--- BEGIN Exercise inputs ---

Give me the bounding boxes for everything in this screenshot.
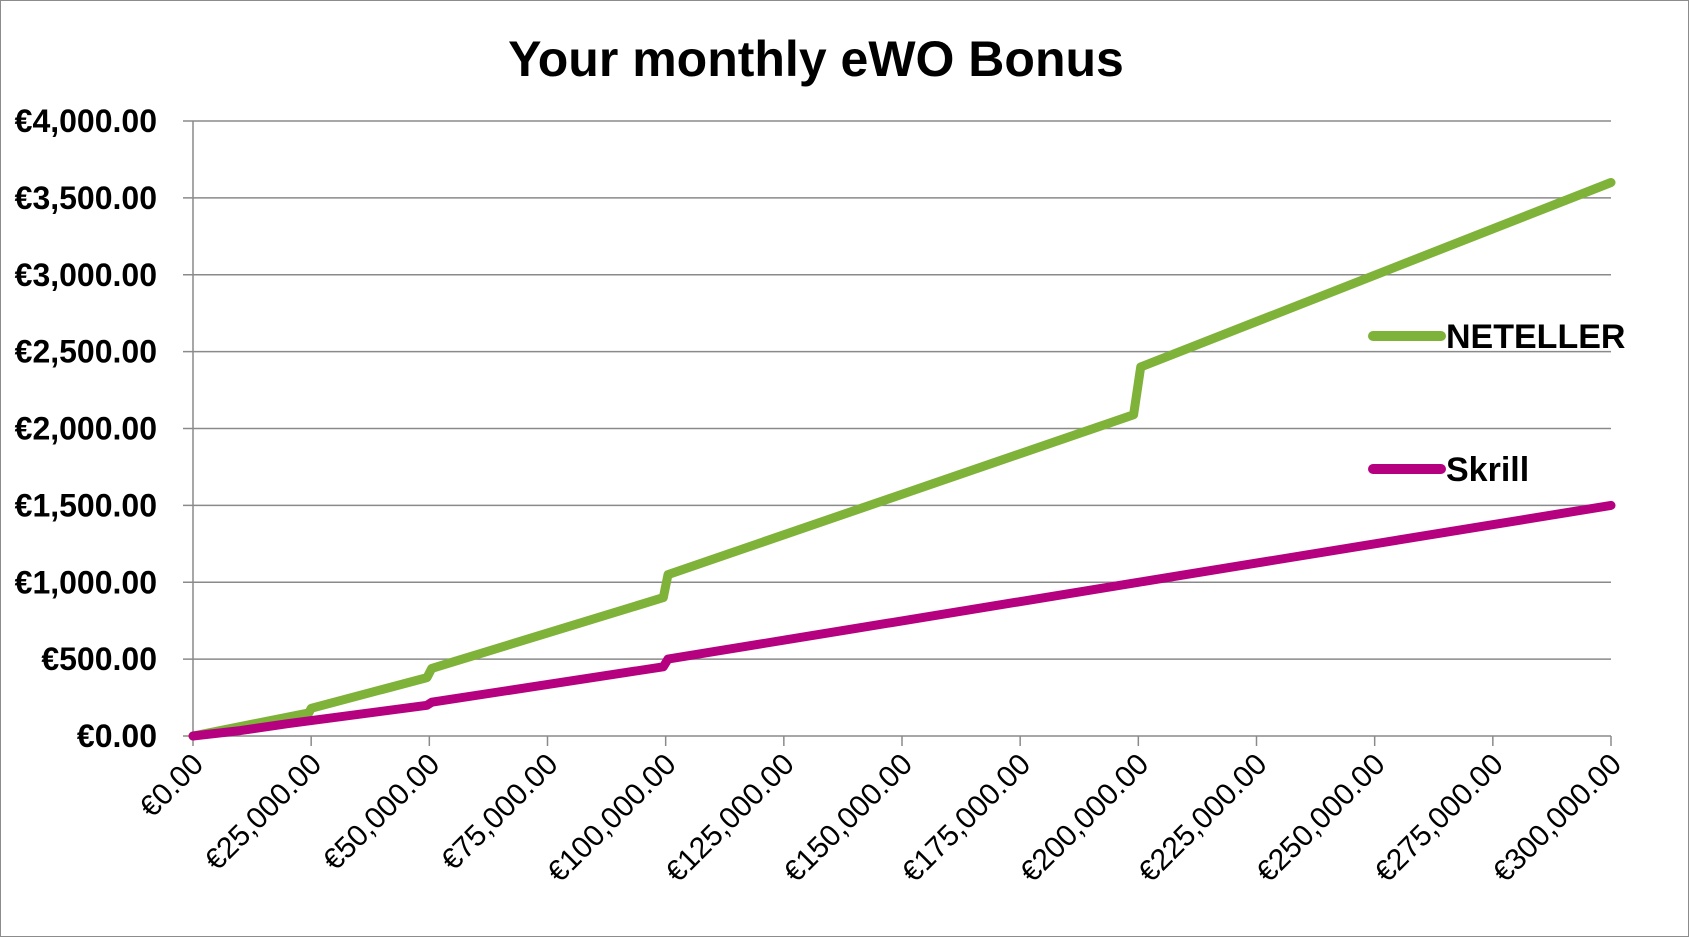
x-tick-label: €25,000.00 — [199, 748, 329, 878]
x-tick-label: €50,000.00 — [317, 748, 447, 878]
x-tick-label: €75,000.00 — [435, 748, 565, 878]
chart-title: Your monthly eWO Bonus — [508, 31, 1124, 87]
legend: NETELLER Skrill — [1368, 318, 1625, 489]
y-tick-label: €1,500.00 — [15, 487, 157, 523]
y-tick-label: €3,000.00 — [15, 257, 157, 293]
y-tick-label: €0.00 — [77, 718, 157, 754]
y-tick-label: €3,500.00 — [15, 180, 157, 216]
series-lines — [188, 178, 1616, 741]
x-tick-label: €300,000.00 — [1487, 748, 1628, 889]
series-line-skrill — [188, 500, 1616, 741]
legend-label-neteller: NETELLER — [1446, 318, 1625, 356]
x-tick-label: €0.00 — [134, 748, 210, 824]
y-tick-label: €1,000.00 — [15, 564, 157, 600]
y-tick-label: €500.00 — [41, 641, 157, 677]
y-tick-label: €4,000.00 — [15, 103, 157, 139]
y-tick-label: €2,500.00 — [15, 334, 157, 370]
series-line-neteller — [188, 178, 1616, 741]
grid-lines — [183, 120, 1612, 746]
y-tick-label: €2,000.00 — [15, 411, 157, 447]
legend-label-skrill: Skrill — [1446, 451, 1529, 489]
x-axis-ticks: €0.00€25,000.00€50,000.00€75,000.00€100,… — [134, 748, 1628, 889]
y-axis-ticks: €0.00 €500.00 €1,000.00 €1,500.00 €2,000.00 €… — [15, 103, 157, 754]
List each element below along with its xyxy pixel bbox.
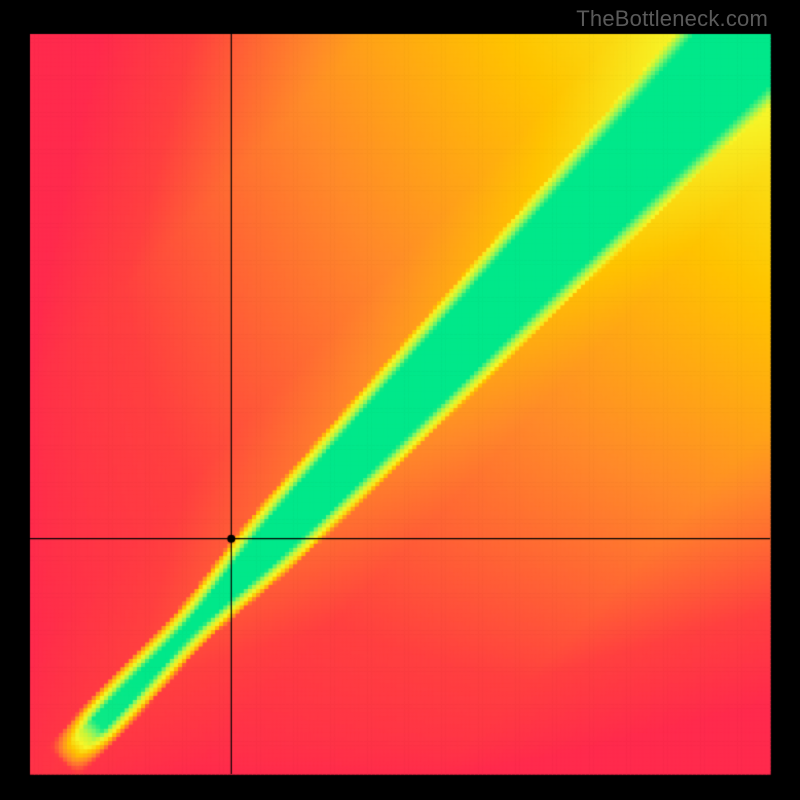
watermark-text: TheBottleneck.com [576,6,768,32]
chart-container: TheBottleneck.com [0,0,800,800]
bottleneck-heatmap [0,0,800,800]
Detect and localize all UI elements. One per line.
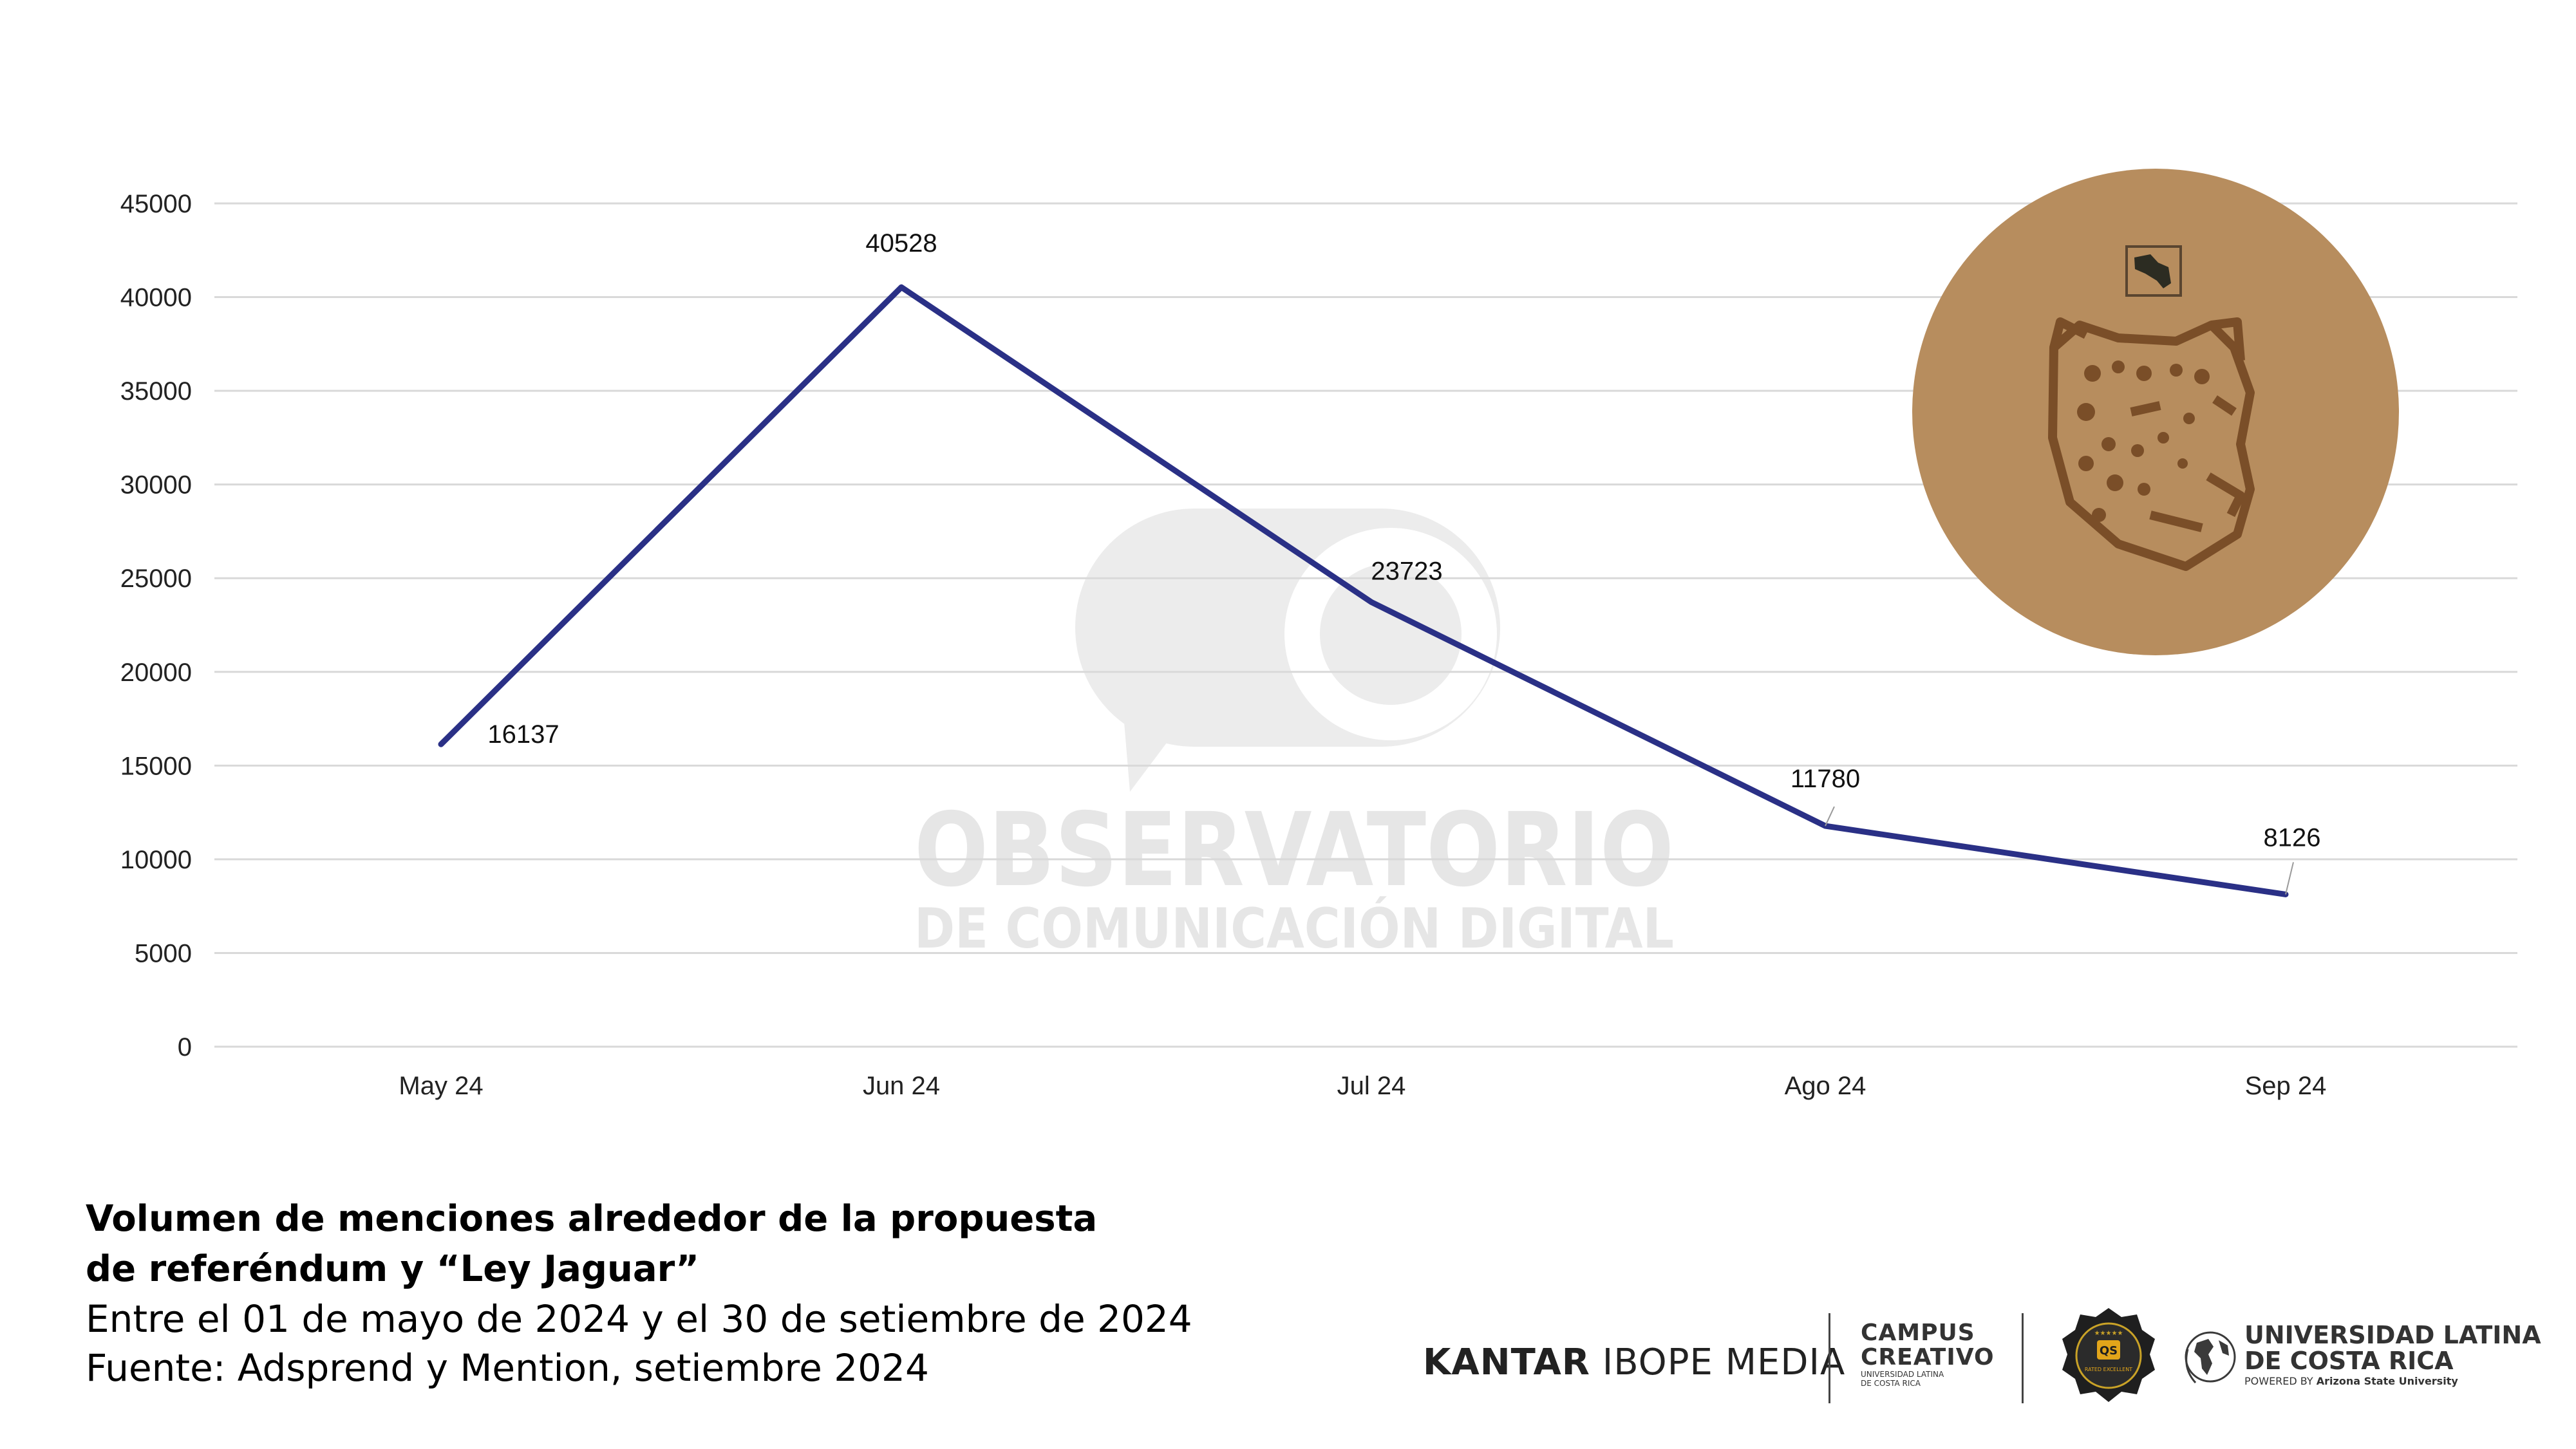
costa-rica-map-icon [2125,245,2182,297]
campus-sub2: DE COSTA RICA [1861,1379,1921,1388]
caption-title-line1: Volumen de menciones alrededor de la pro… [86,1198,1098,1240]
y-tick-label: 25000 [120,565,192,593]
data-label-leader [2285,862,2294,895]
ulatina-line1: UNIVERSIDAD LATINA [2244,1321,2541,1349]
ulatina-powered-prefix: POWERED BY [2244,1375,2313,1387]
ulatina-name: UNIVERSIDAD LATINA DE COSTA RICA [2244,1322,2541,1374]
y-tick-label: 0 [178,1033,192,1061]
x-axis: May 24 Jun 24 Jul 24 Ago 24 Sep 24 [399,1072,2326,1100]
y-tick-label: 45000 [120,190,192,218]
x-tick-label: Jul 24 [1337,1072,1406,1100]
y-tick-label: 35000 [120,377,192,406]
watermark-line2: DE COMUNICACIÓN DIGITAL [914,896,1674,961]
y-tick-label: 15000 [120,752,192,780]
logo-strip: KANTAR IBOPE MEDIA CAMPUS CREATIVO UNIVE… [1410,1300,2562,1429]
series-menciones [438,284,2289,897]
x-tick-label: Sep 24 [2245,1072,2327,1100]
data-label: 11780 [1791,765,1860,793]
y-tick-label: 30000 [120,471,192,500]
series-line [438,284,2289,897]
watermark-line1: OBSERVATORIO [914,791,1674,910]
jaguar-emblem-icon [1912,169,2399,655]
jaguar-head-icon [2048,317,2255,571]
ulatina-logo: UNIVERSIDAD LATINA DE COSTA RICA POWERED… [2183,1314,2562,1411]
campus-line1: CAMPUS [1861,1320,1975,1346]
x-tick-label: Jun 24 [863,1072,940,1100]
caption-period: Entre el 01 de mayo de 2024 y el 30 de s… [86,1297,1192,1341]
x-tick-label: May 24 [399,1072,483,1100]
caption-title-line2: de referéndum y “Ley Jaguar” [86,1248,700,1290]
ulatina-powered-name: Arizona State University [2316,1375,2458,1387]
badge-code: QS [2100,1344,2118,1358]
data-label: 40528 [865,229,937,257]
qs-rated-badge-icon: ★★★★★ QS RATED EXCELLENT [2062,1308,2155,1402]
watermark-logo-icon [1075,509,1500,792]
badge-text: RATED EXCELLENT [2085,1367,2132,1372]
y-tick-label: 5000 [135,939,192,968]
y-axis: 0 5000 10000 15000 20000 25000 30000 35000 40000… [120,190,192,1061]
data-label: 16137 [487,720,559,749]
y-tick-label: 10000 [120,846,192,874]
svg-text:★★★★★: ★★★★★ [2094,1330,2123,1337]
chart-caption: Volumen de menciones alrededor de la pro… [86,1194,1373,1392]
campus-sub1: UNIVERSIDAD LATINA [1861,1370,1944,1379]
y-tick-label: 40000 [120,284,192,312]
globe-icon [2185,1331,2236,1384]
data-label: 8126 [2264,823,2321,852]
logo-divider [2022,1313,2024,1403]
campus-line2: CREATIVO [1861,1344,1995,1370]
ibope-media-wordmark: IBOPE MEDIA [1602,1341,1846,1383]
campus-creativo-logo: CAMPUS CREATIVO UNIVERSIDAD LATINA DE CO… [1861,1321,2015,1388]
ulatina-powered: POWERED BY Arizona State University [2244,1375,2458,1387]
x-tick-label: Ago 24 [1785,1072,1866,1100]
line-chart: OBSERVATORIO DE COMUNICACIÓN DIGITAL 0 50… [120,169,2517,1100]
watermark: OBSERVATORIO DE COMUNICACIÓN DIGITAL [914,509,1674,961]
ulatina-line2: DE COSTA RICA [2244,1347,2454,1375]
jaguar-spots [2077,360,2210,522]
y-tick-label: 20000 [120,659,192,687]
data-labels: 16137 40528 23723 11780 8126 [487,229,2321,895]
kantar-wordmark: KANTAR [1423,1341,1590,1383]
logo-divider [1829,1313,1830,1403]
kantar-ibope-logo: KANTAR IBOPE MEDIA [1423,1341,1845,1383]
data-label-leader [1825,806,1835,827]
caption-source: Fuente: Adsprend y Mention, setiembre 20… [86,1346,929,1390]
data-label: 23723 [1371,557,1442,585]
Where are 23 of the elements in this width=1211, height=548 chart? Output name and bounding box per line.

--- END Exercise inputs ---

• _What is needed_
Copy out the records above line for line, with no change to any character. Leave out the pictures.

• _Answer to the problem_
Give me the bounding boxes for everything in this screenshot.
x-tick-label: €25,000.00 — [199, 748, 329, 878]
x-tick-label: €50,000.00 — [317, 748, 447, 878]
x-tick-label: €75,000.00 — [435, 748, 565, 878]
chart-title: Your monthly eWO Bonus — [508, 31, 1124, 87]
legend: NETELLER Skrill — [1368, 318, 1625, 489]
y-tick-label: €1,500.00 — [15, 487, 157, 523]
y-tick-label: €3,000.00 — [15, 257, 157, 293]
y-tick-label: €0.00 — [77, 718, 157, 754]
y-tick-label: €3,500.00 — [15, 180, 157, 216]
series-lines — [188, 178, 1616, 741]
x-tick-label: €300,000.00 — [1487, 748, 1628, 889]
series-line-skrill — [188, 500, 1616, 741]
legend-label-neteller: NETELLER — [1446, 318, 1625, 356]
x-tick-label: €0.00 — [134, 748, 210, 824]
y-tick-label: €1,000.00 — [15, 564, 157, 600]
y-tick-label: €500.00 — [41, 641, 157, 677]
y-tick-label: €4,000.00 — [15, 103, 157, 139]
y-tick-label: €2,500.00 — [15, 334, 157, 370]
series-line-neteller — [188, 178, 1616, 741]
grid-lines — [183, 120, 1612, 746]
y-tick-label: €2,000.00 — [15, 411, 157, 447]
legend-label-skrill: Skrill — [1446, 451, 1529, 489]
x-axis-ticks: €0.00€25,000.00€50,000.00€75,000.00€100,… — [134, 748, 1628, 889]
y-axis-ticks: €0.00 €500.00 €1,000.00 €1,500.00 €2,000.00 €… — [15, 103, 157, 754]
List each element below along with its xyxy pixel bbox.
watermark-text: TheBottleneck.com [576,6,768,32]
chart-container: TheBottleneck.com [0,0,800,800]
bottleneck-heatmap [0,0,800,800]
Detect and localize all UI elements. One per line.
costa-rica-map-icon [2125,245,2182,297]
campus-sub2: DE COSTA RICA [1861,1379,1921,1388]
caption-title-line1: Volumen de menciones alrededor de la pro… [86,1198,1098,1240]
y-tick-label: 25000 [120,565,192,593]
data-label-leader [2285,862,2294,895]
ulatina-line1: UNIVERSIDAD LATINA [2244,1321,2541,1349]
ulatina-powered-prefix: POWERED BY [2244,1375,2313,1387]
ulatina-name: UNIVERSIDAD LATINA DE COSTA RICA [2244,1322,2541,1374]
y-tick-label: 0 [178,1033,192,1061]
x-axis: May 24 Jun 24 Jul 24 Ago 24 Sep 24 [399,1072,2326,1100]
y-tick-label: 45000 [120,190,192,218]
x-tick-label: Jul 24 [1337,1072,1406,1100]
y-tick-label: 35000 [120,377,192,406]
watermark-line2: DE COMUNICACIÓN DIGITAL [914,896,1674,961]
y-tick-label: 15000 [120,752,192,780]
logo-strip: KANTAR IBOPE MEDIA CAMPUS CREATIVO UNIVE… [1410,1300,2562,1429]
series-menciones [438,284,2289,897]
x-tick-label: Sep 24 [2245,1072,2327,1100]
data-label: 11780 [1791,765,1860,793]
y-tick-label: 30000 [120,471,192,500]
series-line [438,284,2289,897]
watermark-line1: OBSERVATORIO [914,791,1674,910]
jaguar-emblem-icon [1912,169,2399,655]
jaguar-head-icon [2048,317,2255,571]
ulatina-logo: UNIVERSIDAD LATINA DE COSTA RICA POWERED… [2183,1314,2562,1411]
campus-line1: CAMPUS [1861,1320,1975,1346]
x-tick-label: Jun 24 [863,1072,940,1100]
caption-period: Entre el 01 de mayo de 2024 y el 30 de s… [86,1297,1192,1341]
x-tick-label: May 24 [399,1072,483,1100]
caption-title-line2: de referéndum y “Ley Jaguar” [86,1248,700,1290]
ulatina-powered-name: Arizona State University [2316,1375,2458,1387]
badge-code: QS [2100,1344,2118,1358]
data-label: 40528 [865,229,937,257]
qs-rated-badge-icon: ★★★★★ QS RATED EXCELLENT [2062,1308,2155,1402]
watermark-logo-icon [1075,509,1500,792]
badge-text: RATED EXCELLENT [2085,1367,2132,1372]
y-tick-label: 5000 [135,939,192,968]
y-axis: 0 5000 10000 15000 20000 25000 30000 35000 40000… [120,190,192,1061]
data-label: 16137 [487,720,559,749]
y-tick-label: 10000 [120,846,192,874]
svg-text:★★★★★: ★★★★★ [2094,1330,2123,1337]
chart-caption: Volumen de menciones alrededor de la pro… [86,1194,1373,1392]
campus-sub1: UNIVERSIDAD LATINA [1861,1370,1944,1379]
y-tick-label: 40000 [120,284,192,312]
globe-icon [2185,1331,2236,1384]
data-label: 8126 [2264,823,2321,852]
logo-divider [2022,1313,2024,1403]
campus-line2: CREATIVO [1861,1344,1995,1370]
ibope-media-wordmark: IBOPE MEDIA [1602,1341,1846,1383]
campus-creativo-logo: CAMPUS CREATIVO UNIVERSIDAD LATINA DE CO… [1861,1321,2015,1388]
ulatina-powered: POWERED BY Arizona State University [2244,1375,2458,1387]
x-tick-label: Ago 24 [1785,1072,1866,1100]
line-chart: OBSERVATORIO DE COMUNICACIÓN DIGITAL 0 50… [120,169,2517,1100]
watermark: OBSERVATORIO DE COMUNICACIÓN DIGITAL [914,509,1674,961]
ulatina-line2: DE COSTA RICA [2244,1347,2454,1375]
jaguar-spots [2077,360,2210,522]
y-tick-label: 20000 [120,659,192,687]
data-labels: 16137 40528 23723 11780 8126 [487,229,2321,895]
kantar-wordmark: KANTAR [1423,1341,1590,1383]
logo-divider [1829,1313,1830,1403]
kantar-ibope-logo: KANTAR IBOPE MEDIA [1423,1341,1845,1383]
data-label-leader [1825,806,1835,827]
caption-source: Fuente: Adsprend y Mention, setiembre 20… [86,1346,929,1390]
data-label: 23723 [1371,557,1442,585]
Where are 23 of the elements in this width=1211, height=548 chart? Output name and bounding box per line.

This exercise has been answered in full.